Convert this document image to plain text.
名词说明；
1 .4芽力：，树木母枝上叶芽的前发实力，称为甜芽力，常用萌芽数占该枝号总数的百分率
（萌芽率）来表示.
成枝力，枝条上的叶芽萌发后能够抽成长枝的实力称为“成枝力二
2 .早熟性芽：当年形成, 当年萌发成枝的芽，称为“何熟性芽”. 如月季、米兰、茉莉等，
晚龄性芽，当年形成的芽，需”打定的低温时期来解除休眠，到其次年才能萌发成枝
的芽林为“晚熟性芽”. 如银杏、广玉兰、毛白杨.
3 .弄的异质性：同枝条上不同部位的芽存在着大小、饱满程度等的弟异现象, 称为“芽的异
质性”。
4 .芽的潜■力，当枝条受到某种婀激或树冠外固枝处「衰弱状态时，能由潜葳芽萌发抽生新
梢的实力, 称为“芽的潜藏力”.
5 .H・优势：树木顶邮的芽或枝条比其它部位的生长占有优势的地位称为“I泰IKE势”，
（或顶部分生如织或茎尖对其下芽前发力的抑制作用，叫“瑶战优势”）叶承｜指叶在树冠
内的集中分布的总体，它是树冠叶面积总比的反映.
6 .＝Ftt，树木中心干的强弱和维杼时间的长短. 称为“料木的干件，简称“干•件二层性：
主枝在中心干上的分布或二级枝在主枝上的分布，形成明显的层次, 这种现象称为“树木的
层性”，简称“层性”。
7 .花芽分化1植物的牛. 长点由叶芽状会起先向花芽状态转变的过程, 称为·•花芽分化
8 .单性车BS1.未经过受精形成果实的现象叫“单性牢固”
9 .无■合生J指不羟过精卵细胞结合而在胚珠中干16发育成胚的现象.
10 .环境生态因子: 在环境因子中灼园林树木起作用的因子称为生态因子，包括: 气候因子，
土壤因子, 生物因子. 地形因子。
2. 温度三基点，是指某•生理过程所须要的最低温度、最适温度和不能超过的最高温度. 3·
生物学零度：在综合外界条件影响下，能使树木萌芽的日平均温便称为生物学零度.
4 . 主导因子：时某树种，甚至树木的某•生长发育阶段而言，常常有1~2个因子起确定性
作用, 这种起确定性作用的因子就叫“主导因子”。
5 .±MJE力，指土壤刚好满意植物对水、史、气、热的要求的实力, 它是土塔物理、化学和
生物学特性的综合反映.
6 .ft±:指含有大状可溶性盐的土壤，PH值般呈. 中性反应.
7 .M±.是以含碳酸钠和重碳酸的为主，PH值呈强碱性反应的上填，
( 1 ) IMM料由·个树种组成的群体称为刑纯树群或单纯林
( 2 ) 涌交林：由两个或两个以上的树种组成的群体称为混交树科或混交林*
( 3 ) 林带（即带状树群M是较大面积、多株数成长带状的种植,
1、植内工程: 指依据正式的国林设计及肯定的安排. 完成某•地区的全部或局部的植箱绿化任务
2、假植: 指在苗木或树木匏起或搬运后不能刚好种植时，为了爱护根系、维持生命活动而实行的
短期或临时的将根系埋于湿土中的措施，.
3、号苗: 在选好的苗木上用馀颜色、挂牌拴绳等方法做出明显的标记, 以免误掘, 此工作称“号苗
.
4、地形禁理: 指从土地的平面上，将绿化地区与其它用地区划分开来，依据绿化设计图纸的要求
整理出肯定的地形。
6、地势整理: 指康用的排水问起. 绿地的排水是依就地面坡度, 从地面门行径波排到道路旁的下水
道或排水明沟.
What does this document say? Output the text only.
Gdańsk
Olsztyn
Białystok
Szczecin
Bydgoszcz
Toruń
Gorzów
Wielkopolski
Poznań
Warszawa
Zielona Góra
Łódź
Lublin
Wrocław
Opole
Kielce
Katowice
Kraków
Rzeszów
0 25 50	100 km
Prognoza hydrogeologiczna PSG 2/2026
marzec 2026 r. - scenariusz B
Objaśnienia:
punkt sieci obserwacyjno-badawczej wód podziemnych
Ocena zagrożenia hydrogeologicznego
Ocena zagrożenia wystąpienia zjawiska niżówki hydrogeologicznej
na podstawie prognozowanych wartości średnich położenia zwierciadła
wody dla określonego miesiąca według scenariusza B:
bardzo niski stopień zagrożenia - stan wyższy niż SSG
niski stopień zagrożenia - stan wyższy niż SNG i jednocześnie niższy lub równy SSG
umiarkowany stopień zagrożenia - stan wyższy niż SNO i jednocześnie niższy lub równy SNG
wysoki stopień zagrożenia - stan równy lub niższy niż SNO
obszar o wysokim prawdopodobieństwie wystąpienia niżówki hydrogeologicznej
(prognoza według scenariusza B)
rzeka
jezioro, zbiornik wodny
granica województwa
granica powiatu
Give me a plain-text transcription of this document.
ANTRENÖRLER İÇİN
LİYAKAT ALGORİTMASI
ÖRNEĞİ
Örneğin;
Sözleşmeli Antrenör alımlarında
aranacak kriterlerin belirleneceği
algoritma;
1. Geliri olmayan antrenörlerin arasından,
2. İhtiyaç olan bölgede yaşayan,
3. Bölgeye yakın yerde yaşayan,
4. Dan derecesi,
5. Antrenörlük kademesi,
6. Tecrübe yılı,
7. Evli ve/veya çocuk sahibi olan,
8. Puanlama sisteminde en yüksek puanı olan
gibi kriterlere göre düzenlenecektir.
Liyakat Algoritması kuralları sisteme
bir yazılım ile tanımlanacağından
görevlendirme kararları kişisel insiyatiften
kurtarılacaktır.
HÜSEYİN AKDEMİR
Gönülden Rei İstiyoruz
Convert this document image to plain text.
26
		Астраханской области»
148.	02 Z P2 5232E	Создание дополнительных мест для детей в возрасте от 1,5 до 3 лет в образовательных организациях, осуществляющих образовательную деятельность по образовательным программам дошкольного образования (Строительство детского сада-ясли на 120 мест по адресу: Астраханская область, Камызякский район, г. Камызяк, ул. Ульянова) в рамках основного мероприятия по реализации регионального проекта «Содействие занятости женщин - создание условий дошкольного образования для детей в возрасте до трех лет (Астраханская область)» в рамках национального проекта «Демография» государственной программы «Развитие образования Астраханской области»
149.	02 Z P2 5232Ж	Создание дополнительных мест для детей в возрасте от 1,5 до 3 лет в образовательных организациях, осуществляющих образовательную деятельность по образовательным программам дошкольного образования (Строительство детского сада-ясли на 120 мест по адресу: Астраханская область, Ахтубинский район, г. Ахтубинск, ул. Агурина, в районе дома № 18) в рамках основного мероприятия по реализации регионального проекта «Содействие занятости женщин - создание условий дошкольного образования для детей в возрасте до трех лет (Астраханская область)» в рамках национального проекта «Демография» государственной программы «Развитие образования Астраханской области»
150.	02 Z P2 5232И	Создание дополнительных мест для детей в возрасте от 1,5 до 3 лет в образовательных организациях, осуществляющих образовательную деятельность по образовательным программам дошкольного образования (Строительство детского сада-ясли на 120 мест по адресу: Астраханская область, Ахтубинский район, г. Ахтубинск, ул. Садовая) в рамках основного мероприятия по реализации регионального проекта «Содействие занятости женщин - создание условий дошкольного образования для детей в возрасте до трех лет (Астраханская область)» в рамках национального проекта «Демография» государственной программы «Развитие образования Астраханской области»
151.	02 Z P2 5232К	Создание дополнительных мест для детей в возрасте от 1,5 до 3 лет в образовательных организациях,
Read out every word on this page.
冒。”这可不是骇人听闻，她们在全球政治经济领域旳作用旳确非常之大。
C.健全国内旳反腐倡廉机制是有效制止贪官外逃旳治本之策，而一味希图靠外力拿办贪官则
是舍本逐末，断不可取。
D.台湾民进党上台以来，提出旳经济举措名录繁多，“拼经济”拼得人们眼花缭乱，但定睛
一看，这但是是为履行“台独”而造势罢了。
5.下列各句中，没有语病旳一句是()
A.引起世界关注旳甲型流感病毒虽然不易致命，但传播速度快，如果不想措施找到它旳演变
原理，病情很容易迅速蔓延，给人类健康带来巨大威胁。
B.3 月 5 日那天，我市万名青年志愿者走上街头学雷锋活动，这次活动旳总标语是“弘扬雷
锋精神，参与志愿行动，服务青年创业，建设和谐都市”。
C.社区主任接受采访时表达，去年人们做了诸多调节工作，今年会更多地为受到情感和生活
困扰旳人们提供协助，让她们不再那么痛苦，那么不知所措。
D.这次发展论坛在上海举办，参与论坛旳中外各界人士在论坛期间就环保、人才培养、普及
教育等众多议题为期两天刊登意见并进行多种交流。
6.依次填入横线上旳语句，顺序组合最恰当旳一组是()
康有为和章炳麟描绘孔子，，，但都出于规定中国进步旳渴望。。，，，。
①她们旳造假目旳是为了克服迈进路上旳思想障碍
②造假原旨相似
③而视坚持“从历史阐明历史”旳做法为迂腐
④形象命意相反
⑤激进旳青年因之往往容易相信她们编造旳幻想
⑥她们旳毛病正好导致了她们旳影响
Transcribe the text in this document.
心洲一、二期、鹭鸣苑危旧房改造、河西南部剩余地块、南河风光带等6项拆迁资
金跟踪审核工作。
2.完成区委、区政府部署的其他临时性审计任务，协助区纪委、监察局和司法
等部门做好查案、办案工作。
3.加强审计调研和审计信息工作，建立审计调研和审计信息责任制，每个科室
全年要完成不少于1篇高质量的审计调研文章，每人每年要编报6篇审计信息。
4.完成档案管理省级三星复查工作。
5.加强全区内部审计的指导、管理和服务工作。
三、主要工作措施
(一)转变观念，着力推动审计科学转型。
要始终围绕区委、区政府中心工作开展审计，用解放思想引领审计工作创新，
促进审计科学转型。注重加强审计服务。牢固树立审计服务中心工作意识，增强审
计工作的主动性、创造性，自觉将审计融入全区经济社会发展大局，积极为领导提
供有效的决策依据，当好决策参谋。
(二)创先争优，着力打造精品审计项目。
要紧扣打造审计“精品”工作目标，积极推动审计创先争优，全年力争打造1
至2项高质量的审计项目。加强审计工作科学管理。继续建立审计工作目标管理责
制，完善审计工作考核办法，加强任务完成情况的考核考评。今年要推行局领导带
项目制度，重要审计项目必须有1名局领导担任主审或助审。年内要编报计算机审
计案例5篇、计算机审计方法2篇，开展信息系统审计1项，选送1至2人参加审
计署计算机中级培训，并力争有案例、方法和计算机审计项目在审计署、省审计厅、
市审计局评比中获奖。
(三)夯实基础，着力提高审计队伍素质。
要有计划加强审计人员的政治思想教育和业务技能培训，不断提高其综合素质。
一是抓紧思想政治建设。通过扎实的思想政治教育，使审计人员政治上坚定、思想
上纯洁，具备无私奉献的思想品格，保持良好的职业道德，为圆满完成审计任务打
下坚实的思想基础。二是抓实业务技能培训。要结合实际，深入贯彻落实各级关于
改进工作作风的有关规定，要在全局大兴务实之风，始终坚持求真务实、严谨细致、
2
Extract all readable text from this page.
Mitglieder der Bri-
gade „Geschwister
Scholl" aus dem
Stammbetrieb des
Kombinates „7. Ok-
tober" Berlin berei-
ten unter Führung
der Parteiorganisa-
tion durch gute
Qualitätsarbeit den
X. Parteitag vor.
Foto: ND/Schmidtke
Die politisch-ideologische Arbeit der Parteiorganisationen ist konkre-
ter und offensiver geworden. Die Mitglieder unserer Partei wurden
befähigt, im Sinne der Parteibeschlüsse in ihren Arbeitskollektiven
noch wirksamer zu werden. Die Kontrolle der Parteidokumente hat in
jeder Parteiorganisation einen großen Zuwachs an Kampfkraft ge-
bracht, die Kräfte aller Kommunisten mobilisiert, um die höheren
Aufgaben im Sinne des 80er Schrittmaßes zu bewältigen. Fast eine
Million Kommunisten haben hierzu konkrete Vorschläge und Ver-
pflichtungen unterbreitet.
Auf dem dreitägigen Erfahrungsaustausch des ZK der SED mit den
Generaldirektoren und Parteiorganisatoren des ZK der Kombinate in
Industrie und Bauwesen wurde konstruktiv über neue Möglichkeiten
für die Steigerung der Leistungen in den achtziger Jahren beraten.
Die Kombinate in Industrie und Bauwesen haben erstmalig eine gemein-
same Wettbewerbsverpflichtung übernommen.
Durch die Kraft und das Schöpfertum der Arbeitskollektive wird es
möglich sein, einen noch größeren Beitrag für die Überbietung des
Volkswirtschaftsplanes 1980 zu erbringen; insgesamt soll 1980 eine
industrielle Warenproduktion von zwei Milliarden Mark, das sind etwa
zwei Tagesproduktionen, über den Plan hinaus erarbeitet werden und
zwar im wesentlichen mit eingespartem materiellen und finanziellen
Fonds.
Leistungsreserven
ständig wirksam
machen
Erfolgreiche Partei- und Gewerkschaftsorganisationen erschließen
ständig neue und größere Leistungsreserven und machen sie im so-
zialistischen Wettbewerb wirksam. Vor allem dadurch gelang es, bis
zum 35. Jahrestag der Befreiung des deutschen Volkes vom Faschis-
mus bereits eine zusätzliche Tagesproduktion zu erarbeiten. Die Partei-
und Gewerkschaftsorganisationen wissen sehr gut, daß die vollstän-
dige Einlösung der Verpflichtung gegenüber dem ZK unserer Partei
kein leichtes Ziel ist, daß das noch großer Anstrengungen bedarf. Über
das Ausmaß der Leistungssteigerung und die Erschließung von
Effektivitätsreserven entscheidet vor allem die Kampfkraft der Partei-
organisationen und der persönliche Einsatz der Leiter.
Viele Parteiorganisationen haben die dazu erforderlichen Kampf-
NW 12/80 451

▸ **Aim of the task**: Look over the listing above. Pick out and copy every line that includes "ständig".

▸ **The response**:
ständig wirksam
ständig neue und größere Leistungsreserven und machen sie im so-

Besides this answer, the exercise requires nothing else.